**Written task:** The records that follow must be repeated verbatim, every one of them.

**Dataset rows:**
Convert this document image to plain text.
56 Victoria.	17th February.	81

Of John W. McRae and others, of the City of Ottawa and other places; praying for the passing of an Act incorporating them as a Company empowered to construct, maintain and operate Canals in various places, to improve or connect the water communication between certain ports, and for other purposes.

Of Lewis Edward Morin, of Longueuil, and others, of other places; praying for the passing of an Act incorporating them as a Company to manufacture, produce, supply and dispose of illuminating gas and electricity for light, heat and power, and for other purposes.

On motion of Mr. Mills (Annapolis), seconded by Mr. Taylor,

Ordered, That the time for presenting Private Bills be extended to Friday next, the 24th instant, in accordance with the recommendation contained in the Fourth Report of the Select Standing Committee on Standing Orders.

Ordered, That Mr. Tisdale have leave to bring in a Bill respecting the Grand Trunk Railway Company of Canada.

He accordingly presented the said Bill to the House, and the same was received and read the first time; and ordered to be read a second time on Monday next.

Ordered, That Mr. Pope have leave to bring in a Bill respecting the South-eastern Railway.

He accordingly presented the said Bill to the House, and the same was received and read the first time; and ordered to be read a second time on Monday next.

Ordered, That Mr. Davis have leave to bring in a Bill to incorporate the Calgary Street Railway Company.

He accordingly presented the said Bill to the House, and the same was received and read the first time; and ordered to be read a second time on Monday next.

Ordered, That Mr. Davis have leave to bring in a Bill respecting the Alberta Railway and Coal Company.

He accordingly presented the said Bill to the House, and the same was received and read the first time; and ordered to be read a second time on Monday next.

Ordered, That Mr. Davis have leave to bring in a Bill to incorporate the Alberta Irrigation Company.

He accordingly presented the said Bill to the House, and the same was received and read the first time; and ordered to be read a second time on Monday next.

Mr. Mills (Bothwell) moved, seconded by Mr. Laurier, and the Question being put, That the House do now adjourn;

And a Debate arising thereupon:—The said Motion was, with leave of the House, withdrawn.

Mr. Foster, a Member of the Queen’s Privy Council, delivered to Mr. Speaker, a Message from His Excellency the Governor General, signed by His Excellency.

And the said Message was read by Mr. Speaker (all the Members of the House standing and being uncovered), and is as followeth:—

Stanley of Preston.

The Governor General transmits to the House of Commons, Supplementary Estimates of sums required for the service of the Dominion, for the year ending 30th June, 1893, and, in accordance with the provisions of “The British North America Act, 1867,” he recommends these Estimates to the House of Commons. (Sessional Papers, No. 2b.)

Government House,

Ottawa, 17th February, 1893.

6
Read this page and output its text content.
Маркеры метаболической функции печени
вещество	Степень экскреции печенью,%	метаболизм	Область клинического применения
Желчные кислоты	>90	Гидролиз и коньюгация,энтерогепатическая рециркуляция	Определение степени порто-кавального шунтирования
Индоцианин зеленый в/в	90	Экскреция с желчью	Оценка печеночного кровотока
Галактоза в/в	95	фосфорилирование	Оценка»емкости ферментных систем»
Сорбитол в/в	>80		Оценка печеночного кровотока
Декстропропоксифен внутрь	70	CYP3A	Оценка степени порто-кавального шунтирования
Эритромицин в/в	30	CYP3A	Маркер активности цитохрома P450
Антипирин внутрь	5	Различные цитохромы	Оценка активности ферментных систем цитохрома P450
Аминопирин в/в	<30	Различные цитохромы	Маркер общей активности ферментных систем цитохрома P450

**Solution to this exercise:**
Convert this document image to plain text.
56 Victoria.	17th February.	81

Of John W. McRae and others, of the City of Ottawa and other places; praying for the passing of an Act incorporating them as a Company empowered to construct, maintain and operate Canals in various places, to improve or connect the water communication between certain ports, and for other purposes.

Of Lewis Edward Morin, of Longueuil, and others, of other places; praying for the passing of an Act incorporating them as a Company to manufacture, produce, supply and dispose of illuminating gas and electricity for light, heat and power, and for other purposes.

On motion of Mr. Mills (Annapolis), seconded by Mr. Taylor,

Ordered, That the time for presenting Private Bills be extended to Friday next, the 24th instant, in accordance with the recommendation contained in the Fourth Report of the Select Standing Committee on Standing Orders.

Ordered, That Mr. Tisdale have leave to bring in a Bill respecting the Grand Trunk Railway Company of Canada.

He accordingly presented the said Bill to the House, and the same was received and read the first time; and ordered to be read a second time on Monday next.

Ordered, That Mr. Pope have leave to bring in a Bill respecting the South-eastern Railway.

He accordingly presented the said Bill to the House, and the same was received and read the first time; and ordered to be read a second time on Monday next.

Ordered, That Mr. Davis have leave to bring in a Bill to incorporate the Calgary Street Railway Company.

He accordingly presented the said Bill to the House, and the same was received and read the first time; and ordered to be read a second time on Monday next.

Ordered, That Mr. Davis have leave to bring in a Bill respecting the Alberta Railway and Coal Company.

He accordingly presented the said Bill to the House, and the same was received and read the first time; and ordered to be read a second time on Monday next.

Ordered, That Mr. Davis have leave to bring in a Bill to incorporate the Alberta Irrigation Company.

He accordingly presented the said Bill to the House, and the same was received and read the first time; and ordered to be read a second time on Monday next.

Mr. Mills (Bothwell) moved, seconded by Mr. Laurier, and the Question being put, That the House do now adjourn;

And a Debate arising thereupon:—The said Motion was, with leave of the House, withdrawn.

Mr. Foster, a Member of the Queen’s Privy Council, delivered to Mr. Speaker, a Message from His Excellency the Governor General, signed by His Excellency.

And the said Message was read by Mr. Speaker (all the Members of the House standing and being uncovered), and is as followeth:—

Stanley of Preston.

The Governor General transmits to the House of Commons, Supplementary Estimates of sums required for the service of the Dominion, for the year ending 30th June, 1893, and, in accordance with the provisions of “The British North America Act, 1867,” he recommends these Estimates to the House of Commons. (Sessional Papers, No. 2b.)

Government House,

Ottawa, 17th February, 1893.

6
Read this page and output its text content.
Маркеры метаболической функции печени
вещество	Степень экскреции печенью,%	метаболизм	Область клинического применения
Желчные кислоты	>90	Гидролиз и коньюгация,энтерогепатическая рециркуляция	Определение степени порто-кавального шунтирования
Индоцианин зеленый в/в	90	Экскреция с желчью	Оценка печеночного кровотока
Галактоза в/в	95	фосфорилирование	Оценка»емкости ферментных систем»
Сорбитол в/в	>80		Оценка печеночного кровотока
Декстропропоксифен внутрь	70	CYP3A	Оценка степени порто-кавального шунтирования
Эритромицин в/в	30	CYP3A	Маркер активности цитохрома P450
Антипирин внутрь	5	Различные цитохромы	Оценка активности ферментных систем цитохрома P450
Аминопирин в/в	<30	Различные цитохромы	Маркер общей активности ферментных систем цитохрома P450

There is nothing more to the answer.